Stored data entries
══════════

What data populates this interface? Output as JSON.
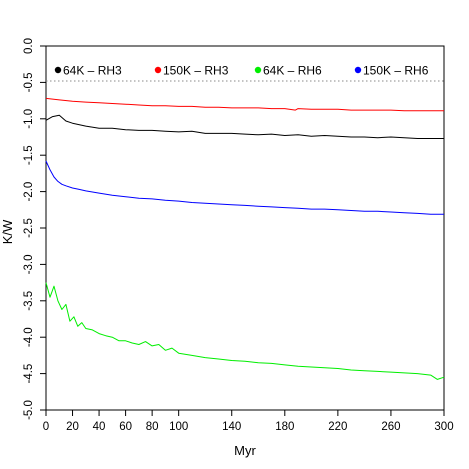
{
  "chart_data": {
    "type": "line",
    "xlabel": "Myr",
    "ylabel": "K/W",
    "xlim": [
      0,
      300
    ],
    "ylim": [
      -5.0,
      0.0
    ],
    "x_ticks": [
      0,
      20,
      40,
      60,
      80,
      100,
      140,
      180,
      220,
      260,
      300
    ],
    "y_ticks": [
      0.0,
      -0.5,
      -1.0,
      -1.5,
      -2.0,
      -2.5,
      -3.0,
      -3.5,
      -4.0,
      -4.5,
      -5.0
    ],
    "y_tick_labels": [
      "0.0",
      "-0.5",
      "-1.0",
      "-1.5",
      "-2.0",
      "-2.5",
      "-3.0",
      "-3.5",
      "-4.0",
      "-4.5",
      "-5.0"
    ],
    "grid": false,
    "legend_position": "top",
    "reference_line": {
      "y": -0.48,
      "style": "dotted",
      "color": "#888888"
    },
    "series": [
      {
        "name": "64K – RH3",
        "color": "#000000",
        "x": [
          0,
          5,
          10,
          15,
          20,
          30,
          40,
          50,
          60,
          70,
          80,
          90,
          100,
          110,
          120,
          130,
          140,
          150,
          160,
          170,
          180,
          190,
          200,
          210,
          220,
          230,
          240,
          250,
          260,
          270,
          280,
          290,
          300
        ],
        "y": [
          -1.02,
          -0.97,
          -0.95,
          -1.03,
          -1.06,
          -1.1,
          -1.13,
          -1.13,
          -1.15,
          -1.16,
          -1.16,
          -1.17,
          -1.18,
          -1.17,
          -1.2,
          -1.2,
          -1.2,
          -1.21,
          -1.22,
          -1.21,
          -1.23,
          -1.22,
          -1.24,
          -1.23,
          -1.24,
          -1.25,
          -1.25,
          -1.26,
          -1.25,
          -1.26,
          -1.27,
          -1.27,
          -1.27
        ]
      },
      {
        "name": "150K – RH3",
        "color": "#ff0000",
        "x": [
          0,
          10,
          20,
          30,
          40,
          50,
          60,
          70,
          80,
          90,
          100,
          110,
          120,
          130,
          140,
          150,
          160,
          170,
          180,
          188,
          190,
          200,
          210,
          220,
          230,
          240,
          250,
          260,
          270,
          280,
          290,
          300
        ],
        "y": [
          -0.72,
          -0.74,
          -0.76,
          -0.77,
          -0.78,
          -0.79,
          -0.8,
          -0.81,
          -0.82,
          -0.82,
          -0.83,
          -0.83,
          -0.84,
          -0.84,
          -0.85,
          -0.85,
          -0.85,
          -0.86,
          -0.86,
          -0.88,
          -0.86,
          -0.87,
          -0.87,
          -0.87,
          -0.88,
          -0.88,
          -0.88,
          -0.88,
          -0.89,
          -0.89,
          -0.89,
          -0.89
        ]
      },
      {
        "name": "64K – RH6",
        "color": "#00ee00",
        "x": [
          0,
          3,
          6,
          9,
          12,
          15,
          18,
          21,
          24,
          27,
          30,
          35,
          40,
          45,
          50,
          55,
          60,
          65,
          70,
          75,
          80,
          85,
          90,
          95,
          100,
          110,
          120,
          130,
          140,
          150,
          160,
          170,
          180,
          190,
          200,
          210,
          220,
          230,
          240,
          250,
          260,
          270,
          280,
          290,
          295,
          300
        ],
        "y": [
          -3.25,
          -3.45,
          -3.3,
          -3.5,
          -3.62,
          -3.55,
          -3.78,
          -3.72,
          -3.85,
          -3.8,
          -3.88,
          -3.9,
          -3.95,
          -3.98,
          -4.0,
          -4.05,
          -4.05,
          -4.08,
          -4.1,
          -4.06,
          -4.12,
          -4.1,
          -4.18,
          -4.15,
          -4.22,
          -4.25,
          -4.28,
          -4.3,
          -4.32,
          -4.33,
          -4.35,
          -4.36,
          -4.38,
          -4.4,
          -4.41,
          -4.42,
          -4.43,
          -4.45,
          -4.46,
          -4.47,
          -4.48,
          -4.49,
          -4.5,
          -4.52,
          -4.58,
          -4.55
        ]
      },
      {
        "name": "150K – RH6",
        "color": "#0000ff",
        "x": [
          0,
          3,
          6,
          9,
          12,
          15,
          20,
          25,
          30,
          40,
          50,
          60,
          70,
          80,
          90,
          100,
          110,
          120,
          130,
          140,
          150,
          160,
          170,
          180,
          190,
          200,
          210,
          220,
          230,
          240,
          250,
          260,
          270,
          280,
          290,
          300
        ],
        "y": [
          -1.58,
          -1.7,
          -1.8,
          -1.86,
          -1.9,
          -1.92,
          -1.95,
          -1.97,
          -1.99,
          -2.02,
          -2.05,
          -2.07,
          -2.09,
          -2.1,
          -2.12,
          -2.13,
          -2.15,
          -2.16,
          -2.17,
          -2.18,
          -2.19,
          -2.2,
          -2.21,
          -2.22,
          -2.23,
          -2.24,
          -2.24,
          -2.25,
          -2.26,
          -2.27,
          -2.27,
          -2.28,
          -2.29,
          -2.3,
          -2.31,
          -2.31
        ]
      }
    ]
  }
}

══════════

#### What you have to do
All the lines above are to be reproduced exactly, except the pictures.

#### Exercise solution
What data populates this interface? Output as JSON.
{
  "chart_data": {
    "type": "line",
    "xlabel": "Myr",
    "ylabel": "K/W",
    "xlim": [
      0,
      300
    ],
    "ylim": [
      -5.0,
      0.0
    ],
    "x_ticks": [
      0,
      20,
      40,
      60,
      80,
      100,
      140,
      180,
      220,
      260,
      300
    ],
    "y_ticks": [
      0.0,
      -0.5,
      -1.0,
      -1.5,
      -2.0,
      -2.5,
      -3.0,
      -3.5,
      -4.0,
      -4.5,
      -5.0
    ],
    "y_tick_labels": [
      "0.0",
      "-0.5",
      "-1.0",
      "-1.5",
      "-2.0",
      "-2.5",
      "-3.0",
      "-3.5",
      "-4.0",
      "-4.5",
      "-5.0"
    ],
    "grid": false,
    "legend_position": "top",
    "reference_line": {
      "y": -0.48,
      "style": "dotted",
      "color": "#888888"
    },
    "series": [
      {
        "name": "64K – RH3",
        "color": "#000000",
        "x": [
          0,
          5,
          10,
          15,
          20,
          30,
          40,
          50,
          60,
          70,
          80,
          90,
          100,
          110,
          120,
          130,
          140,
          150,
          160,
          170,
          180,
          190,
          200,
          210,
          220,
          230,
          240,
          250,
          260,
          270,
          280,
          290,
          300
        ],
        "y": [
          -1.02,
          -0.97,
          -0.95,
          -1.03,
          -1.06,
          -1.1,
          -1.13,
          -1.13,
          -1.15,
          -1.16,
          -1.16,
          -1.17,
          -1.18,
          -1.17,
          -1.2,
          -1.2,
          -1.2,
          -1.21,
          -1.22,
          -1.21,
          -1.23,
          -1.22,
          -1.24,
          -1.23,
          -1.24,
          -1.25,
          -1.25,
          -1.26,
          -1.25,
          -1.26,
          -1.27,
          -1.27,
          -1.27
        ]
      },
      {
        "name": "150K – RH3",
        "color": "#ff0000",
        "x": [
          0,
          10,
          20,
          30,
          40,
          50,
          60,
          70,
          80,
          90,
          100,
          110,
          120,
          130,
          140,
          150,
          160,
          170,
          180,
          188,
          190,
          200,
          210,
          220,
          230,
          240,
          250,
          260,
          270,
          280,
          290,
          300
        ],
        "y": [
          -0.72,
          -0.74,
          -0.76,
          -0.77,
          -0.78,
          -0.79,
          -0.8,
          -0.81,
          -0.82,
          -0.82,
          -0.83,
          -0.83,
          -0.84,
          -0.84,
          -0.85,
          -0.85,
          -0.85,
          -0.86,
          -0.86,
          -0.88,
          -0.86,
          -0.87,
          -0.87,
          -0.87,
          -0.88,
          -0.88,
          -0.88,
          -0.88,
          -0.89,
          -0.89,
          -0.89,
          -0.89
        ]
      },
      {
        "name": "64K – RH6",
        "color": "#00ee00",
        "x": [
          0,
          3,
          6,
          9,
          12,
          15,
          18,
          21,
          24,
          27,
          30,
          35,
          40,
          45,
          50,
          55,
          60,
          65,
          70,
          75,
          80,
          85,
          90,
          95,
          100,
          110,
          120,
          130,
          140,
          150,
          160,
          170,
          180,
          190,
          200,
          210,
          220,
          230,
          240,
          250,
          260,
          270,
          280,
          290,
          295,
          300
        ],
        "y": [
          -3.25,
          -3.45,
          -3.3,
          -3.5,
          -3.62,
          -3.55,
          -3.78,
          -3.72,
          -3.85,
          -3.8,
          -3.88,
          -3.9,
          -3.95,
          -3.98,
          -4.0,
          -4.05,
          -4.05,
          -4.08,
          -4.1,
          -4.06,
          -4.12,
          -4.1,
          -4.18,
          -4.15,
          -4.22,
          -4.25,
          -4.28,
          -4.3,
          -4.32,
          -4.33,
          -4.35,
          -4.36,
          -4.38,
          -4.4,
          -4.41,
          -4.42,
          -4.43,
          -4.45,
          -4.46,
          -4.47,
          -4.48,
          -4.49,
          -4.5,
          -4.52,
          -4.58,
          -4.55
        ]
      },
      {
        "name": "150K – RH6",
        "color": "#0000ff",
        "x": [
          0,
          3,
          6,
          9,
          12,
          15,
          20,
          25,
          30,
          40,
          50,
          60,
          70,
          80,
          90,
          100,
          110,
          120,
          130,
          140,
          150,
          160,
          170,
          180,
          190,
          200,
          210,
          220,
          230,
          240,
          250,
          260,
          270,
          280,
          290,
          300
        ],
        "y": [
          -1.58,
          -1.7,
          -1.8,
          -1.86,
          -1.9,
          -1.92,
          -1.95,
          -1.97,
          -1.99,
          -2.02,
          -2.05,
          -2.07,
          -2.09,
          -2.1,
          -2.12,
          -2.13,
          -2.15,
          -2.16,
          -2.17,
          -2.18,
          -2.19,
          -2.2,
          -2.21,
          -2.22,
          -2.23,
          -2.24,
          -2.24,
          -2.25,
          -2.26,
          -2.27,
          -2.27,
          -2.28,
          -2.29,
          -2.3,
          -2.31,
          -2.31
        ]
      }
    ]
  }
}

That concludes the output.